Size tracking is turned on by default and enables the size of subindexed structures to be fetched extremely quickly, even if the structure has huge numbers of elements. However, Rama’s internal maintenance of the size does require reads to be done when writing to a structure to see if a key is new or not. If you don’t need to ever query the size of a subindexed structure, you can turn it off to improve write performance.

PStates also accept four options when declaring them. Here are examples of using them:

(defn my-partitioner [num-partitions key]
  (cond
    (= :a key) 0
    (= :b key) 1
    :else (mod (hash key) num-partitions)))

(defmodule Foo [setup topologies]
  (let [s (stream-topology topologies "s")]
    (declare-pstate s $$p1 Long {:global? true
                                 :initial-value 100})
    (declare-pstate s $$p2 {String Long} {:private? true})
    (declare-pstate s $$p3 {String Long} {:key-partitioner my-partitioner})
    ))

:global? specifies the PState to have only a single partition.

:initial-value specifies the initial value of each PState partition. It should only be used with top-level value schemas (e.g. Long or java.util.Map).

:private? specifies the PState should only be readable from topology code within the module definition and not from external clients. Trying to fetch a client for a private PState will throw an exception.

Finally, :key-partitioner affects how foreign PState queries function. The default key partitioner is a hash partitioner that chooses the target partition to query based on the hash of the key. This is one of the most common ways to partition a PState. You can customize how foreign PState queries are routed with :key-partitioner. :key-partitioner should be a reference to a top-level function of two arguments: the number of partitions of the PState, and the key. See this section for more information on how key partitioners work.

PState migrations

A PState can be migrated to a new schema as part of a module update. A migration can include arbitrary user-specified transformation functions indicating how values should change. PState migrations take effect immediately, with all subsequent reads after the module update seeing migrated values. Rama accomplishes this by applying the migration function on read while it migrates the PState on disk in the background.

The full documentation on PState migrations is in this section. Though that section uses Java examples, the Clojure API for migrations is 1:1 with the Java API.

Here’s an example of declaring a migration with the Clojure API:

(declare-pstate
  $$p
  {Long (migrated String "myMigrationId" str)})

ENTRIES:
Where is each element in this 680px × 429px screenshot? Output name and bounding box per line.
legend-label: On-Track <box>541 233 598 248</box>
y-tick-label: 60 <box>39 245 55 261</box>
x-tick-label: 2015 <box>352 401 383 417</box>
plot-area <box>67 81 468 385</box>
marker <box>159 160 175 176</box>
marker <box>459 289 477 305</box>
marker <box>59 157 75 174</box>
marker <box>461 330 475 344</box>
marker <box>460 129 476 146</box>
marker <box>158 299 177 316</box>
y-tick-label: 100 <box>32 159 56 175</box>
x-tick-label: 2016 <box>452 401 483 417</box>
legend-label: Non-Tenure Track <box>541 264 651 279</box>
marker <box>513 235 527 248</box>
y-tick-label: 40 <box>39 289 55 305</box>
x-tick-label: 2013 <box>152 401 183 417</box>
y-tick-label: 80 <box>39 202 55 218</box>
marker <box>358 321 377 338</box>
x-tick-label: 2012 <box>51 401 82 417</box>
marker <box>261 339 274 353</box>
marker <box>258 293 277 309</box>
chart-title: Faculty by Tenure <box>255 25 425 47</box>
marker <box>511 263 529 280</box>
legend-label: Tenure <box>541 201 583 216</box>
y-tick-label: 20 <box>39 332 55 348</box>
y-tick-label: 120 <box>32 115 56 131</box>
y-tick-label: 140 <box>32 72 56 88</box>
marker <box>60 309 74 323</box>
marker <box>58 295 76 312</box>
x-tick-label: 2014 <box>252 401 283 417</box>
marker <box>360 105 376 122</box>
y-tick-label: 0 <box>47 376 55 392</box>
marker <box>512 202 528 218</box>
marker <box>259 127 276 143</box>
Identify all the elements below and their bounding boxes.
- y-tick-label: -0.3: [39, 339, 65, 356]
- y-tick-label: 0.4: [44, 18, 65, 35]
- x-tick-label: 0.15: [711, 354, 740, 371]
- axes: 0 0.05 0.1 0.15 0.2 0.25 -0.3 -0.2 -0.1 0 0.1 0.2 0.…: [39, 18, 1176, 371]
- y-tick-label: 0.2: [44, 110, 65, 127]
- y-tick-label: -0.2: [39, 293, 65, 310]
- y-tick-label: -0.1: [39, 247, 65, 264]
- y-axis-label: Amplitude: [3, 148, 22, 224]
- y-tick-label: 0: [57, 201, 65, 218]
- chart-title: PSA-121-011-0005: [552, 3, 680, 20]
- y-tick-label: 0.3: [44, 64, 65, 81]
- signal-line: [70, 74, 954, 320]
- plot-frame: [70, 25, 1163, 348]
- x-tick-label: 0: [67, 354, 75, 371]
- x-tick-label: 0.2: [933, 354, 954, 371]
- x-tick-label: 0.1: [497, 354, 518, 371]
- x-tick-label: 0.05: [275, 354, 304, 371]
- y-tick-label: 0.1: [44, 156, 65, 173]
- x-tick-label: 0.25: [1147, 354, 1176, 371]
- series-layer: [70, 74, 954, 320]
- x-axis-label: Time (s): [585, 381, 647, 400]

REQUESTS:
1. In the PState documentation, what happens when code tries to fetch a client for a private PState?
2. List the four options that the PState documentation says can be passed when declaring a PState.
3. Carry on the PState documentation from the point where it stops.

TASK-BY-TASK OUTPUTS:
1. It throws an exception.

2. :global?, :initial-value, :private?, :key-partitioner

3.
The entire migration API is the migrated function. It takes as input the new schema, the "migration ID", and the migration function. As explained in the full docs, the migration function must be idempotent.

migrated also accepts an optional fourth argument containing a list of migration options. For example, here’s how to migrate a non-subindexed vector to a subindexed vector:

(declare-pstate
  $$p
  {Long (migrated (vector-schema String {:subindexed? true})
                  "myMigrationId"
                  identity
                  [(migrate-to-subindexed)])})

Here’s an example of updating a fixed keys schema to remove the key :a, add the key :c with a starting value of 10, and change the key :b to a string:

(declare-pstate
  $$p
  {Long (migrated (fixed-keys-schema
                    {:b String
                     :c Long})
                  "myMigrationId"
                  (fn [m]
                    (-> m (dissoc :a)
                          (assoc :c 10)
                          (update :b str)))
                  [(fixed-key-additions #{:c})
                   (fixed-key-removals #{:a})])})

As mentioned, the complete semantics on what locations in a PState can be migrated, how migrations can be nested, implicit migrations, and more are explained in this section.

Depot subscriptions and dataflow

The <<sources macro defines ETL logic using Rama’s dataflow API.

A <<sources block has one or more depot subscriptions specified using source>. The code following a source> call is the dataflow logic for processing data from that depot.

Each call to source> can specify subscription options. There are two options available: :start-from and :retry-mode.

:start-from determines where a topology starts processing on each partition the first time it ever runs. Note that :start-from options have no effect if the topology has run before, like on a module update. :start-from can be set to:

  • :end: start from the end of the depot partition (default)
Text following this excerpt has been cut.